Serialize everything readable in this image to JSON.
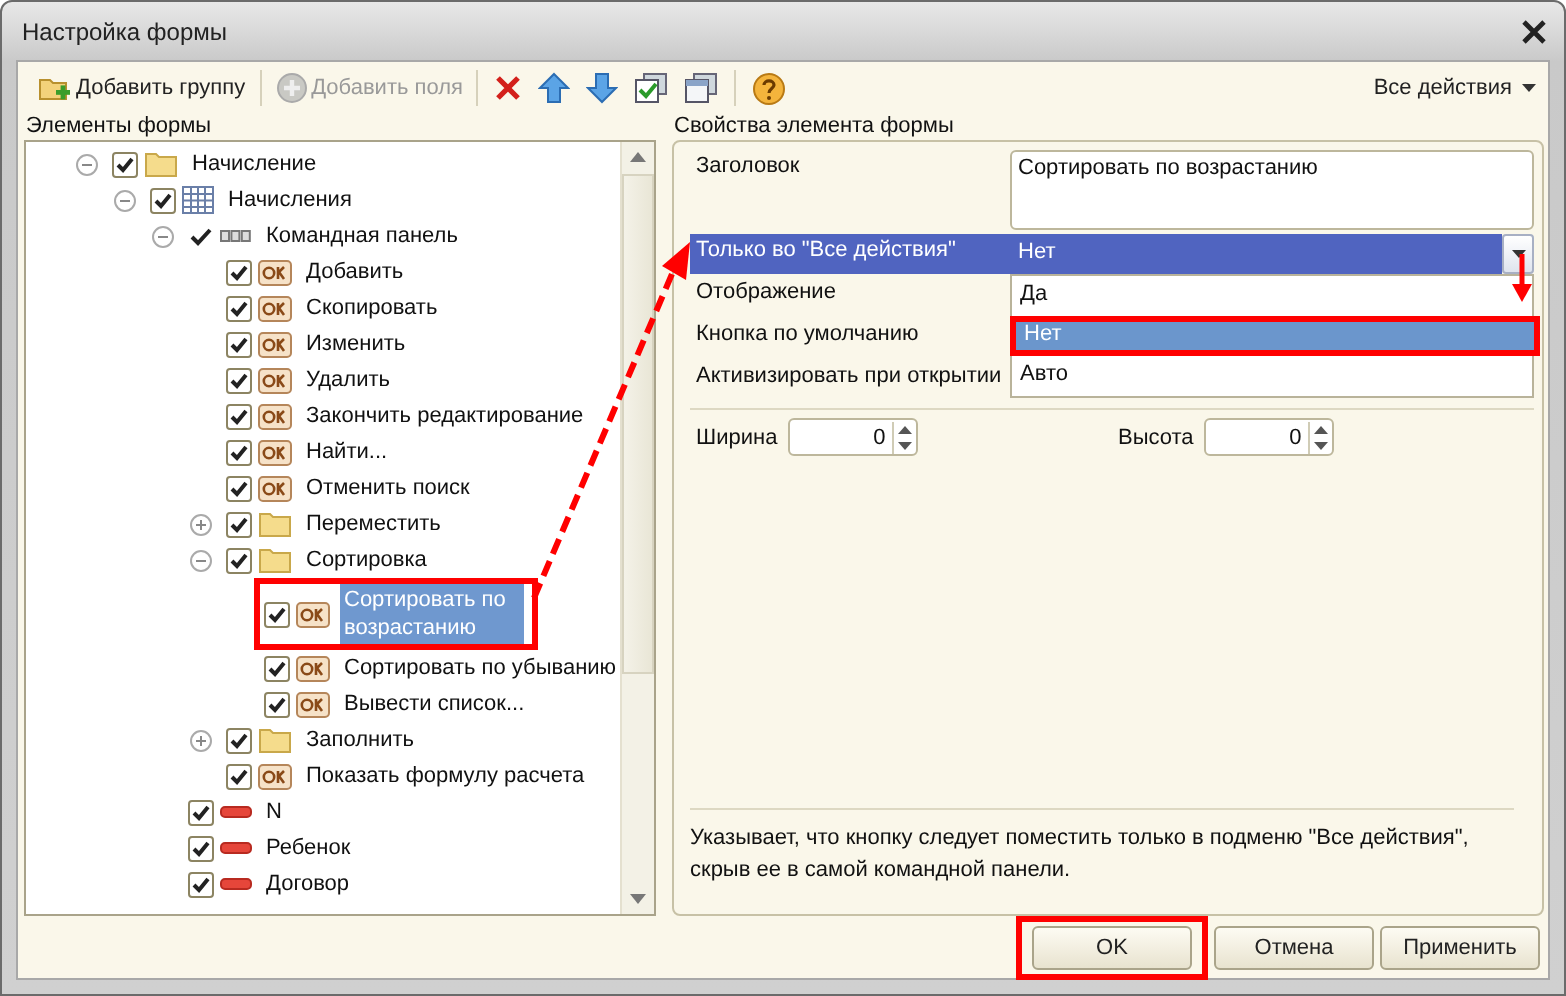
{
  "window": {
    "title": "Настройка формы"
  },
  "toolbar": {
    "buttons": [
      {
        "label": "Добавить группу",
        "disabled": false
      },
      {
        "label": "Добавить поля",
        "disabled": true
      }
    ],
    "all_actions": "Все действия"
  },
  "left_panel": {
    "title": "Элементы формы",
    "tree": [
      {
        "label": "Начисление",
        "kind": "folder",
        "checked": true,
        "expanded": true,
        "selected": false,
        "children": [
          {
            "label": "Начисления",
            "kind": "table",
            "checked": true,
            "expanded": true,
            "selected": false,
            "children": [
              {
                "label": "Командная панель",
                "kind": "panel",
                "checked": true,
                "expanded": true,
                "selected": false,
                "children": [
                  {
                    "label": "Добавить",
                    "kind": "command",
                    "checked": true,
                    "selected": false
                  },
                  {
                    "label": "Скопировать",
                    "kind": "command",
                    "checked": true,
                    "selected": false
                  },
                  {
                    "label": "Изменить",
                    "kind": "command",
                    "checked": true,
                    "selected": false
                  },
                  {
                    "label": "Удалить",
                    "kind": "command",
                    "checked": true,
                    "selected": false
                  },
                  {
                    "label": "Закончить редактирование",
                    "kind": "command",
                    "checked": true,
                    "selected": false
                  },
                  {
                    "label": "Найти...",
                    "kind": "command",
                    "checked": true,
                    "selected": false
                  },
                  {
                    "label": "Отменить поиск",
                    "kind": "command",
                    "checked": true,
                    "selected": false
                  },
                  {
                    "label": "Переместить",
                    "kind": "folder",
                    "checked": true,
                    "expanded": false,
                    "selected": false
                  },
                  {
                    "label": "Сортировка",
                    "kind": "folder",
                    "checked": true,
                    "expanded": true,
                    "selected": false,
                    "children": [
                      {
                        "label": "Сортировать по возрастанию",
                        "kind": "command",
                        "checked": true,
                        "selected": true
                      },
                      {
                        "label": "Сортировать по убыванию",
                        "kind": "command",
                        "checked": true,
                        "selected": false
                      },
                      {
                        "label": "Вывести список...",
                        "kind": "command",
                        "checked": true,
                        "selected": false
                      }
                    ]
                  },
                  {
                    "label": "Заполнить",
                    "kind": "folder",
                    "checked": true,
                    "expanded": false,
                    "selected": false
                  },
                  {
                    "label": "Показать формулу расчета",
                    "kind": "command",
                    "checked": true,
                    "selected": false
                  }
                ]
              },
              {
                "label": "N",
                "kind": "field",
                "checked": true,
                "selected": false
              },
              {
                "label": "Ребенок",
                "kind": "field",
                "checked": true,
                "selected": false
              },
              {
                "label": "Договор",
                "kind": "field",
                "checked": true,
                "selected": false
              }
            ]
          }
        ]
      }
    ]
  },
  "right_panel": {
    "title": "Свойства элемента формы",
    "properties": [
      {
        "label": "Заголовок",
        "kind": "text",
        "value": "Сортировать по возрастанию",
        "selected": false
      },
      {
        "label": "Только во \"Все действия\"",
        "kind": "select",
        "value": "Нет",
        "selected": true,
        "dropdown": [
          {
            "label": "Да",
            "selected": false
          },
          {
            "label": "Нет",
            "selected": true
          },
          {
            "label": "Авто",
            "selected": false
          }
        ]
      },
      {
        "label": "Отображение",
        "kind": "hidden",
        "selected": false
      },
      {
        "label": "Кнопка по умолчанию",
        "kind": "hidden",
        "selected": false
      },
      {
        "label": "Активизировать при открытии",
        "kind": "hidden",
        "selected": false
      }
    ],
    "sizes": [
      {
        "label": "Ширина",
        "value": "0"
      },
      {
        "label": "Высота",
        "value": "0"
      }
    ],
    "description": "Указывает, что кнопку следует поместить только в подменю \"Все действия\", скрыв ее в самой командной панели."
  },
  "buttons": [
    {
      "label": "OK",
      "highlighted": true
    },
    {
      "label": "Отмена",
      "highlighted": false
    },
    {
      "label": "Применить",
      "highlighted": false
    }
  ]
}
+ + + + + + +
== Required task ==
Make a verbatim copy of all the entries and strip out the pictures.

== Complete answer ==
Serialize everything readable in this image to JSON.
{
  "window": {
    "title": "Настройка формы"
  },
  "toolbar": {
    "buttons": [
      {
        "label": "Добавить группу",
        "disabled": false
      },
      {
        "label": "Добавить поля",
        "disabled": true
      }
    ],
    "all_actions": "Все действия"
  },
  "left_panel": {
    "title": "Элементы формы",
    "tree": [
      {
        "label": "Начисление",
        "kind": "folder",
        "checked": true,
        "expanded": true,
        "selected": false,
        "children": [
          {
            "label": "Начисления",
            "kind": "table",
            "checked": true,
            "expanded": true,
            "selected": false,
            "children": [
              {
                "label": "Командная панель",
                "kind": "panel",
                "checked": true,
                "expanded": true,
                "selected": false,
                "children": [
                  {
                    "label": "Добавить",
                    "kind": "command",
                    "checked": true,
                    "selected": false
                  },
                  {
                    "label": "Скопировать",
                    "kind": "command",
                    "checked": true,
                    "selected": false
                  },
                  {
                    "label": "Изменить",
                    "kind": "command",
                    "checked": true,
                    "selected": false
                  },
                  {
                    "label": "Удалить",
                    "kind": "command",
                    "checked": true,
                    "selected": false
                  },
                  {
                    "label": "Закончить редактирование",
                    "kind": "command",
                    "checked": true,
                    "selected": false
                  },
                  {
                    "label": "Найти...",
                    "kind": "command",
                    "checked": true,
                    "selected": false
                  },
                  {
                    "label": "Отменить поиск",
                    "kind": "command",
                    "checked": true,
                    "selected": false
                  },
                  {
                    "label": "Переместить",
                    "kind": "folder",
                    "checked": true,
                    "expanded": false,
                    "selected": false
                  },
                  {
                    "label": "Сортировка",
                    "kind": "folder",
                    "checked": true,
                    "expanded": true,
                    "selected": false,
                    "children": [
                      {
                        "label": "Сортировать по возрастанию",
                        "kind": "command",
                        "checked": true,
                        "selected": true
                      },
                      {
                        "label": "Сортировать по убыванию",
                        "kind": "command",
                        "checked": true,
                        "selected": false
                      },
                      {
                        "label": "Вывести список...",
                        "kind": "command",
                        "checked": true,
                        "selected": false
                      }
                    ]
                  },
                  {
                    "label": "Заполнить",
                    "kind": "folder",
                    "checked": true,
                    "expanded": false,
                    "selected": false
                  },
                  {
                    "label": "Показать формулу расчета",
                    "kind": "command",
                    "checked": true,
                    "selected": false
                  }
                ]
              },
              {
                "label": "N",
                "kind": "field",
                "checked": true,
                "selected": false
              },
              {
                "label": "Ребенок",
                "kind": "field",
                "checked": true,
                "selected": false
              },
              {
                "label": "Договор",
                "kind": "field",
                "checked": true,
                "selected": false
              }
            ]
          }
        ]
      }
    ]
  },
  "right_panel": {
    "title": "Свойства элемента формы",
    "properties": [
      {
        "label": "Заголовок",
        "kind": "text",
        "value": "Сортировать по возрастанию",
        "selected": false
      },
      {
        "label": "Только во \"Все действия\"",
        "kind": "select",
        "value": "Нет",
        "selected": true,
        "dropdown": [
          {
            "label": "Да",
            "selected": false
          },
          {
            "label": "Нет",
            "selected": true
          },
          {
            "label": "Авто",
            "selected": false
          }
        ]
      },
      {
        "label": "Отображение",
        "kind": "hidden",
        "selected": false
      },
      {
        "label": "Кнопка по умолчанию",
        "kind": "hidden",
        "selected": false
      },
      {
        "label": "Активизировать при открытии",
        "kind": "hidden",
        "selected": false
      }
    ],
    "sizes": [
      {
        "label": "Ширина",
        "value": "0"
      },
      {
        "label": "Высота",
        "value": "0"
      }
    ],
    "description": "Указывает, что кнопку следует поместить только в подменю \"Все действия\", скрыв ее в самой командной панели."
  },
  "buttons": [
    {
      "label": "OK",
      "highlighted": true
    },
    {
      "label": "Отмена",
      "highlighted": false
    },
    {
      "label": "Применить",
      "highlighted": false
    }
  ]
}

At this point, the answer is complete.